DATA EXCERPTS
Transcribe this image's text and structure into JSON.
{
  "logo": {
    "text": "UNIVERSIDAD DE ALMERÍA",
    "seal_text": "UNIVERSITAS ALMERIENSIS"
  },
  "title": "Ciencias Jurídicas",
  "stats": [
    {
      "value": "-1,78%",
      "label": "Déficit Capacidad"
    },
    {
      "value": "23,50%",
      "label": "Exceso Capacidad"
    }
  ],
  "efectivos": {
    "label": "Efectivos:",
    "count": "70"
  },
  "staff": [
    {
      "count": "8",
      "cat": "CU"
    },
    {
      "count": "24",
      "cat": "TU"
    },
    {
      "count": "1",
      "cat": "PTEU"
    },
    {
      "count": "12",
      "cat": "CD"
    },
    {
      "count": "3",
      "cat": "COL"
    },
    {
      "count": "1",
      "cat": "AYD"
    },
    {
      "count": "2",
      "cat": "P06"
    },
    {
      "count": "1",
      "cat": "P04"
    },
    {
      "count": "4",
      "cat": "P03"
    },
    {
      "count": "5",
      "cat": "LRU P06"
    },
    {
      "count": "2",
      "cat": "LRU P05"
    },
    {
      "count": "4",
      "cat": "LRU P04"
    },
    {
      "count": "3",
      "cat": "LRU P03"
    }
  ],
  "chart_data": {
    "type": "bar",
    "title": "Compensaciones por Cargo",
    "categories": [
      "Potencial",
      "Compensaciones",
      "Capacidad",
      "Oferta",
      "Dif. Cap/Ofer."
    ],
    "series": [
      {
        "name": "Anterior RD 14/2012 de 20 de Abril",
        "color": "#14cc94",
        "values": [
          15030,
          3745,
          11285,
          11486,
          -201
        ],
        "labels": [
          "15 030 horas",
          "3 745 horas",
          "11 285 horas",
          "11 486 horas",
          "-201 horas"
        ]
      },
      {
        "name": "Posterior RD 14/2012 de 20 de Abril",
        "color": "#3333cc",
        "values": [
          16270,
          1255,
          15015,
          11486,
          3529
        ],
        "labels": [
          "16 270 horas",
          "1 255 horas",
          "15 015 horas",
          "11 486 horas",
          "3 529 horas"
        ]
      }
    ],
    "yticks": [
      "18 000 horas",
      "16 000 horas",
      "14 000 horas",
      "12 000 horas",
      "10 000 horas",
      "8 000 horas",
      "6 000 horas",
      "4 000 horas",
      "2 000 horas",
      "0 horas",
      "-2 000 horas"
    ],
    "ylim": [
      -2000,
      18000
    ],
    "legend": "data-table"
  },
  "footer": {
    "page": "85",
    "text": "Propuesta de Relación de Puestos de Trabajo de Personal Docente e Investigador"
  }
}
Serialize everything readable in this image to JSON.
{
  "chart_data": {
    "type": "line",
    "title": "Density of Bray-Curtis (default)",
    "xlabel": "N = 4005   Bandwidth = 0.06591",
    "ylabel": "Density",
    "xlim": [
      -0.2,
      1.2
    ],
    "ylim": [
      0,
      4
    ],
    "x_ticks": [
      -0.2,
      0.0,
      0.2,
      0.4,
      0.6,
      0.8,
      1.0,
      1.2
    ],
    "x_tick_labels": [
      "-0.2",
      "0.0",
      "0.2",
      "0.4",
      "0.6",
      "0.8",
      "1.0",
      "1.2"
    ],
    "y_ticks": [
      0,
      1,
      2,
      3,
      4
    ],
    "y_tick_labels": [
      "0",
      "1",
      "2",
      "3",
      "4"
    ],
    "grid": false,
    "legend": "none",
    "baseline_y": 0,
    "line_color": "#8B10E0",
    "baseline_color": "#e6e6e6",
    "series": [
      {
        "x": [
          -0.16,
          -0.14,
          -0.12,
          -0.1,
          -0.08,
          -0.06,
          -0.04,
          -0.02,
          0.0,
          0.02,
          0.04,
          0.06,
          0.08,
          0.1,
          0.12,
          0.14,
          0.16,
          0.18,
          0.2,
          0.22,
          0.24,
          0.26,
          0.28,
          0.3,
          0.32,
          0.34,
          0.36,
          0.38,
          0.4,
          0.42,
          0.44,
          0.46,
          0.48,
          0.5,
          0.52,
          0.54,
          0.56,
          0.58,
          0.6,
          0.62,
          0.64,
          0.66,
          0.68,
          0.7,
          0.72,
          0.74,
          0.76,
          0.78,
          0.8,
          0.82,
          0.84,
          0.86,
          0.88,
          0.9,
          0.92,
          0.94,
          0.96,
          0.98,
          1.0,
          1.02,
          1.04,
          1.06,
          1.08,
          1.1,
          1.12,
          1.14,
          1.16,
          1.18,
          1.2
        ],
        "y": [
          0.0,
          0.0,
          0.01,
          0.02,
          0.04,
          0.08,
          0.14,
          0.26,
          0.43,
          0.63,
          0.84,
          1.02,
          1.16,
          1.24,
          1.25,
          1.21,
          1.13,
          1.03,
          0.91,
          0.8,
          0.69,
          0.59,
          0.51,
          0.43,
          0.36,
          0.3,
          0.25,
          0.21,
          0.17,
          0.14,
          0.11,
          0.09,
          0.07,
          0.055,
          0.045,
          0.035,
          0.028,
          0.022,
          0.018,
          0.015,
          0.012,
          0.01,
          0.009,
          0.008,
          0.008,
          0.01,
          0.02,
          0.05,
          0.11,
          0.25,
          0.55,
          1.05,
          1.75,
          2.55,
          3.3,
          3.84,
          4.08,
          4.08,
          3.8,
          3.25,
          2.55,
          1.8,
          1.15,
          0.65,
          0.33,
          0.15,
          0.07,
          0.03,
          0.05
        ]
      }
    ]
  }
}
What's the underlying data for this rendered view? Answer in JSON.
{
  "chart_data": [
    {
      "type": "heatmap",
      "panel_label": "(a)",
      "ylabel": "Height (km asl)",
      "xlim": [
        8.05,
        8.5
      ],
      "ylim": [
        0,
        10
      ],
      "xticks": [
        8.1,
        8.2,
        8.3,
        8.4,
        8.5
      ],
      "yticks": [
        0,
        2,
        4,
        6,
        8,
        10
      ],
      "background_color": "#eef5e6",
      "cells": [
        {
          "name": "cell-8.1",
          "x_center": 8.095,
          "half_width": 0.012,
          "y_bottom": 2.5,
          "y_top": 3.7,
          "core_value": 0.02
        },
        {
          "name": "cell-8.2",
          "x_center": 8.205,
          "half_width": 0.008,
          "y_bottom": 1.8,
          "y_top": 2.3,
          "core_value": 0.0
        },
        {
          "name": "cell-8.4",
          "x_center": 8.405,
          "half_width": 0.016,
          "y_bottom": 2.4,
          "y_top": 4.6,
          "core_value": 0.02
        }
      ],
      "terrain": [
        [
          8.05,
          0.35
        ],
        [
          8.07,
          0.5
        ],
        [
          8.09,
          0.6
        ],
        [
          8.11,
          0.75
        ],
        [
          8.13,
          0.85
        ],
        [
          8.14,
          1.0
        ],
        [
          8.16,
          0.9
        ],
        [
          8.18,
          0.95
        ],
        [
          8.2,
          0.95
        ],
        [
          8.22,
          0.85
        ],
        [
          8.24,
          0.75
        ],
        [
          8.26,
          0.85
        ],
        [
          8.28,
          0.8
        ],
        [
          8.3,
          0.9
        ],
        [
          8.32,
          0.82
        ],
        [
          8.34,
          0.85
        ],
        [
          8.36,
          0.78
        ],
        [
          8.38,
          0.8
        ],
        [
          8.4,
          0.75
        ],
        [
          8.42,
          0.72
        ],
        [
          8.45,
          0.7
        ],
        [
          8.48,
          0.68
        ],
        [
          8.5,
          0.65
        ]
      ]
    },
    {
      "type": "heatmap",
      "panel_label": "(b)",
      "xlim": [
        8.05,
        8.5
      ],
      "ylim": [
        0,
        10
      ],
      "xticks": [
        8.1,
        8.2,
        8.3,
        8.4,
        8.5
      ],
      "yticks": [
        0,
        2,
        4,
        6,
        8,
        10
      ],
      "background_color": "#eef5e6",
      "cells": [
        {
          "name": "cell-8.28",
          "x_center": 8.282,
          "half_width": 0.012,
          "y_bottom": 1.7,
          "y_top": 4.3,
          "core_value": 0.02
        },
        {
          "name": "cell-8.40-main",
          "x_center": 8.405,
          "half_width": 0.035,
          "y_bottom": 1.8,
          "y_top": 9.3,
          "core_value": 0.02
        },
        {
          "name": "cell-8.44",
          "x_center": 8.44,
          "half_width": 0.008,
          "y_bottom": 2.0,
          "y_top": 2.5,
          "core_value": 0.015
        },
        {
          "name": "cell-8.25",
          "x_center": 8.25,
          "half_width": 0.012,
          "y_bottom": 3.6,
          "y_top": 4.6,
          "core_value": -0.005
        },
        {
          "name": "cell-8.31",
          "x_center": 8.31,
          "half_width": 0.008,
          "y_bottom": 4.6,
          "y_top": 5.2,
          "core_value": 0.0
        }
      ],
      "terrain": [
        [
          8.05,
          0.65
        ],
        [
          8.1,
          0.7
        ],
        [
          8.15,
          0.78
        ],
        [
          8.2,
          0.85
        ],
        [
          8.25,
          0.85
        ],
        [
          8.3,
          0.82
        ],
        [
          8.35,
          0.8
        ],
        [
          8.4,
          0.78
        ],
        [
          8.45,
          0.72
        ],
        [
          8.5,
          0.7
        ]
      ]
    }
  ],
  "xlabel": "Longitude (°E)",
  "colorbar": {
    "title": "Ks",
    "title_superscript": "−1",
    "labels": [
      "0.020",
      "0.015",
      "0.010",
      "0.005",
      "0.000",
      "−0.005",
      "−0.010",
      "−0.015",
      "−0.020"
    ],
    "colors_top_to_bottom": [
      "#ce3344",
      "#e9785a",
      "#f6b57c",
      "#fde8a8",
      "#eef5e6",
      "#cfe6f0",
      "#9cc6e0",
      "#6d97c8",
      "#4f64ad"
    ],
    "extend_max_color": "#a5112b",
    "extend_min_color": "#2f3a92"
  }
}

THE TASK
Scan the data for the word "type" and copy every line where it shows up.

ANSWER FOR THE TASK
    "type": "bar",
    "type": "line",
      "type": "heatmap",
      "type": "heatmap",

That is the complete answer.